- [EXERCISE OBJECTIVE]: Output the material word for word. Leave each picture out.

- [MATERIALS PROVIDED]:
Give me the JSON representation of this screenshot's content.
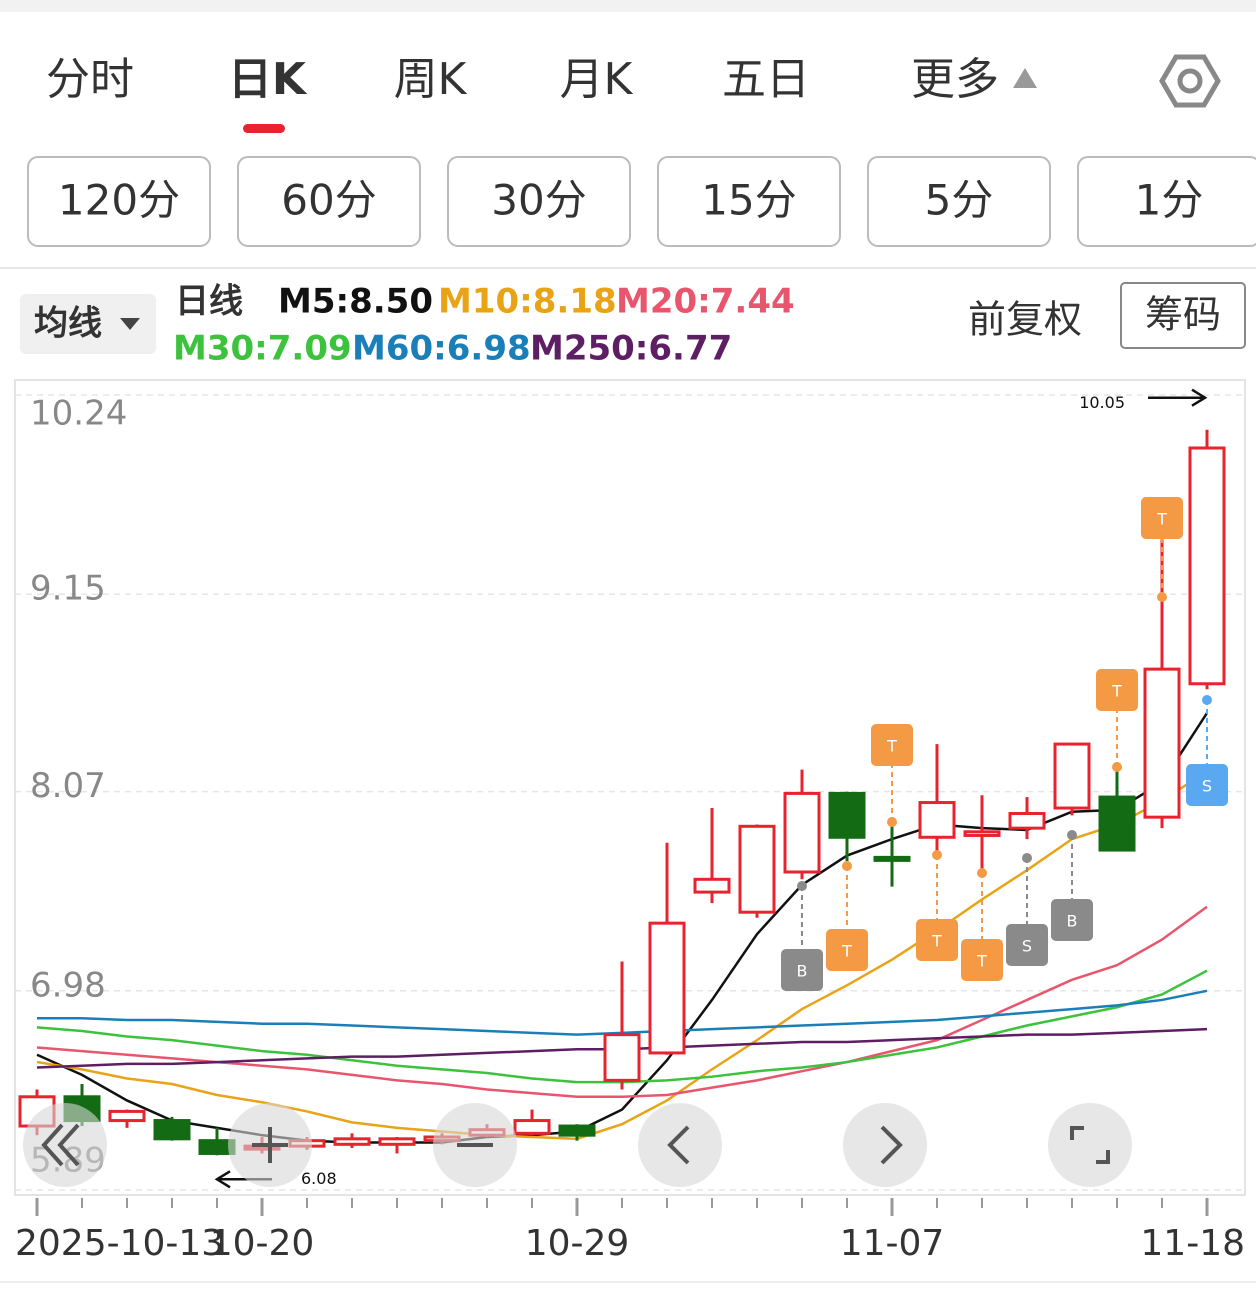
{
  "tabs": [
    "分时",
    "日K",
    "周K",
    "月K",
    "五日",
    "更多"
  ],
  "periods": [
    "120分",
    "60分",
    "30分",
    "15分",
    "5分",
    "1分"
  ],
  "ma_menu": "均线",
  "legend_title": "日线",
  "adjust": "前复权",
  "chips": "筹码",
  "chart_data": {
    "type": "candlestick",
    "categories": [
      "2025-10-13",
      null,
      null,
      null,
      null,
      "10-20",
      null,
      null,
      null,
      null,
      null,
      null,
      "10-29",
      null,
      null,
      null,
      null,
      null,
      null,
      "11-07",
      null,
      null,
      null,
      null,
      null,
      null,
      "11-18"
    ],
    "open": [
      6.24,
      6.4,
      6.27,
      6.27,
      6.16,
      6.12,
      6.13,
      6.14,
      6.14,
      6.16,
      6.19,
      6.2,
      6.24,
      6.49,
      6.64,
      7.52,
      7.41,
      7.63,
      8.06,
      7.71,
      7.82,
      7.83,
      7.87,
      7.98,
      8.04,
      7.93,
      8.66
    ],
    "high": [
      6.44,
      6.47,
      6.33,
      6.29,
      6.23,
      6.18,
      6.18,
      6.2,
      6.18,
      6.2,
      6.25,
      6.33,
      6.25,
      7.14,
      7.79,
      7.98,
      7.89,
      8.19,
      8.07,
      7.92,
      8.33,
      8.05,
      8.04,
      8.33,
      8.2,
      9.45,
      10.05
    ],
    "low": [
      6.19,
      6.24,
      6.23,
      6.16,
      6.08,
      6.09,
      6.11,
      6.12,
      6.09,
      6.14,
      6.18,
      6.19,
      6.16,
      6.44,
      6.63,
      7.46,
      7.38,
      7.59,
      7.69,
      7.55,
      7.72,
      7.63,
      7.81,
      7.94,
      7.75,
      7.87,
      8.63
    ],
    "close": [
      6.4,
      6.27,
      6.32,
      6.17,
      6.09,
      6.13,
      6.16,
      6.17,
      6.17,
      6.18,
      6.22,
      6.27,
      6.19,
      6.74,
      7.35,
      7.59,
      7.88,
      8.06,
      7.82,
      7.7,
      8.01,
      7.85,
      7.95,
      8.33,
      7.75,
      8.74,
      9.95
    ],
    "up_color": "#e8232e",
    "down_color": "#136b13",
    "ylim": [
      5.89,
      10.24
    ],
    "yticks": [
      10.24,
      9.15,
      8.07,
      6.98,
      5.89
    ],
    "grid": true,
    "series": [
      {
        "name": "M5:8.50",
        "color": "#111111",
        "values": [
          6.63,
          6.52,
          6.38,
          6.27,
          6.23,
          6.19,
          6.16,
          6.15,
          6.15,
          6.15,
          6.18,
          6.19,
          6.21,
          6.33,
          6.6,
          6.93,
          7.29,
          7.56,
          7.72,
          7.81,
          7.89,
          7.87,
          7.86,
          7.96,
          7.97,
          8.12,
          8.5
        ]
      },
      {
        "name": "M10:8.18",
        "color": "#e8a317",
        "values": [
          6.59,
          6.55,
          6.5,
          6.47,
          6.41,
          6.37,
          6.32,
          6.26,
          6.23,
          6.21,
          6.19,
          6.18,
          6.17,
          6.25,
          6.38,
          6.55,
          6.71,
          6.88,
          7.01,
          7.15,
          7.31,
          7.48,
          7.64,
          7.81,
          7.89,
          8.02,
          8.18
        ]
      },
      {
        "name": "M20:7.44",
        "color": "#e8566d",
        "values": [
          6.67,
          6.65,
          6.63,
          6.61,
          6.59,
          6.57,
          6.55,
          6.52,
          6.49,
          6.47,
          6.44,
          6.42,
          6.4,
          6.4,
          6.41,
          6.45,
          6.49,
          6.54,
          6.59,
          6.65,
          6.71,
          6.82,
          6.93,
          7.04,
          7.12,
          7.26,
          7.44
        ]
      },
      {
        "name": "M30:7.09",
        "color": "#3cc23c",
        "values": [
          6.78,
          6.76,
          6.73,
          6.71,
          6.68,
          6.65,
          6.63,
          6.6,
          6.57,
          6.55,
          6.53,
          6.5,
          6.48,
          6.48,
          6.49,
          6.51,
          6.54,
          6.56,
          6.59,
          6.63,
          6.67,
          6.73,
          6.79,
          6.84,
          6.89,
          6.96,
          7.09
        ]
      },
      {
        "name": "M60:6.98",
        "color": "#1a7fb8",
        "values": [
          6.83,
          6.83,
          6.82,
          6.82,
          6.81,
          6.8,
          6.8,
          6.79,
          6.78,
          6.77,
          6.76,
          6.75,
          6.74,
          6.75,
          6.76,
          6.77,
          6.78,
          6.79,
          6.8,
          6.81,
          6.82,
          6.84,
          6.86,
          6.88,
          6.9,
          6.93,
          6.98
        ]
      },
      {
        "name": "M250:6.77",
        "color": "#5d1e63",
        "values": [
          6.56,
          6.57,
          6.58,
          6.58,
          6.59,
          6.6,
          6.61,
          6.62,
          6.62,
          6.63,
          6.64,
          6.65,
          6.66,
          6.66,
          6.67,
          6.68,
          6.69,
          6.7,
          6.7,
          6.71,
          6.72,
          6.73,
          6.74,
          6.74,
          6.75,
          6.76,
          6.77
        ]
      }
    ],
    "high_label": 10.05,
    "low_label": 6.08,
    "signals": [
      "B",
      "T",
      "T",
      "T",
      "T",
      "S",
      "B",
      "T",
      "T",
      "S"
    ]
  }
}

- [EXERCISE SOLUTION]:
Give me the JSON representation of this screenshot's content.
{
  "tabs": [
    "分时",
    "日K",
    "周K",
    "月K",
    "五日",
    "更多"
  ],
  "periods": [
    "120分",
    "60分",
    "30分",
    "15分",
    "5分",
    "1分"
  ],
  "ma_menu": "均线",
  "legend_title": "日线",
  "adjust": "前复权",
  "chips": "筹码",
  "chart_data": {
    "type": "candlestick",
    "categories": [
      "2025-10-13",
      null,
      null,
      null,
      null,
      "10-20",
      null,
      null,
      null,
      null,
      null,
      null,
      "10-29",
      null,
      null,
      null,
      null,
      null,
      null,
      "11-07",
      null,
      null,
      null,
      null,
      null,
      null,
      "11-18"
    ],
    "open": [
      6.24,
      6.4,
      6.27,
      6.27,
      6.16,
      6.12,
      6.13,
      6.14,
      6.14,
      6.16,
      6.19,
      6.2,
      6.24,
      6.49,
      6.64,
      7.52,
      7.41,
      7.63,
      8.06,
      7.71,
      7.82,
      7.83,
      7.87,
      7.98,
      8.04,
      7.93,
      8.66
    ],
    "high": [
      6.44,
      6.47,
      6.33,
      6.29,
      6.23,
      6.18,
      6.18,
      6.2,
      6.18,
      6.2,
      6.25,
      6.33,
      6.25,
      7.14,
      7.79,
      7.98,
      7.89,
      8.19,
      8.07,
      7.92,
      8.33,
      8.05,
      8.04,
      8.33,
      8.2,
      9.45,
      10.05
    ],
    "low": [
      6.19,
      6.24,
      6.23,
      6.16,
      6.08,
      6.09,
      6.11,
      6.12,
      6.09,
      6.14,
      6.18,
      6.19,
      6.16,
      6.44,
      6.63,
      7.46,
      7.38,
      7.59,
      7.69,
      7.55,
      7.72,
      7.63,
      7.81,
      7.94,
      7.75,
      7.87,
      8.63
    ],
    "close": [
      6.4,
      6.27,
      6.32,
      6.17,
      6.09,
      6.13,
      6.16,
      6.17,
      6.17,
      6.18,
      6.22,
      6.27,
      6.19,
      6.74,
      7.35,
      7.59,
      7.88,
      8.06,
      7.82,
      7.7,
      8.01,
      7.85,
      7.95,
      8.33,
      7.75,
      8.74,
      9.95
    ],
    "up_color": "#e8232e",
    "down_color": "#136b13",
    "ylim": [
      5.89,
      10.24
    ],
    "yticks": [
      10.24,
      9.15,
      8.07,
      6.98,
      5.89
    ],
    "grid": true,
    "series": [
      {
        "name": "M5:8.50",
        "color": "#111111",
        "values": [
          6.63,
          6.52,
          6.38,
          6.27,
          6.23,
          6.19,
          6.16,
          6.15,
          6.15,
          6.15,
          6.18,
          6.19,
          6.21,
          6.33,
          6.6,
          6.93,
          7.29,
          7.56,
          7.72,
          7.81,
          7.89,
          7.87,
          7.86,
          7.96,
          7.97,
          8.12,
          8.5
        ]
      },
      {
        "name": "M10:8.18",
        "color": "#e8a317",
        "values": [
          6.59,
          6.55,
          6.5,
          6.47,
          6.41,
          6.37,
          6.32,
          6.26,
          6.23,
          6.21,
          6.19,
          6.18,
          6.17,
          6.25,
          6.38,
          6.55,
          6.71,
          6.88,
          7.01,
          7.15,
          7.31,
          7.48,
          7.64,
          7.81,
          7.89,
          8.02,
          8.18
        ]
      },
      {
        "name": "M20:7.44",
        "color": "#e8566d",
        "values": [
          6.67,
          6.65,
          6.63,
          6.61,
          6.59,
          6.57,
          6.55,
          6.52,
          6.49,
          6.47,
          6.44,
          6.42,
          6.4,
          6.4,
          6.41,
          6.45,
          6.49,
          6.54,
          6.59,
          6.65,
          6.71,
          6.82,
          6.93,
          7.04,
          7.12,
          7.26,
          7.44
        ]
      },
      {
        "name": "M30:7.09",
        "color": "#3cc23c",
        "values": [
          6.78,
          6.76,
          6.73,
          6.71,
          6.68,
          6.65,
          6.63,
          6.6,
          6.57,
          6.55,
          6.53,
          6.5,
          6.48,
          6.48,
          6.49,
          6.51,
          6.54,
          6.56,
          6.59,
          6.63,
          6.67,
          6.73,
          6.79,
          6.84,
          6.89,
          6.96,
          7.09
        ]
      },
      {
        "name": "M60:6.98",
        "color": "#1a7fb8",
        "values": [
          6.83,
          6.83,
          6.82,
          6.82,
          6.81,
          6.8,
          6.8,
          6.79,
          6.78,
          6.77,
          6.76,
          6.75,
          6.74,
          6.75,
          6.76,
          6.77,
          6.78,
          6.79,
          6.8,
          6.81,
          6.82,
          6.84,
          6.86,
          6.88,
          6.9,
          6.93,
          6.98
        ]
      },
      {
        "name": "M250:6.77",
        "color": "#5d1e63",
        "values": [
          6.56,
          6.57,
          6.58,
          6.58,
          6.59,
          6.6,
          6.61,
          6.62,
          6.62,
          6.63,
          6.64,
          6.65,
          6.66,
          6.66,
          6.67,
          6.68,
          6.69,
          6.7,
          6.7,
          6.71,
          6.72,
          6.73,
          6.74,
          6.74,
          6.75,
          6.76,
          6.77
        ]
      }
    ],
    "high_label": 10.05,
    "low_label": 6.08,
    "signals": [
      "B",
      "T",
      "T",
      "T",
      "T",
      "S",
      "B",
      "T",
      "T",
      "S"
    ]
  }
}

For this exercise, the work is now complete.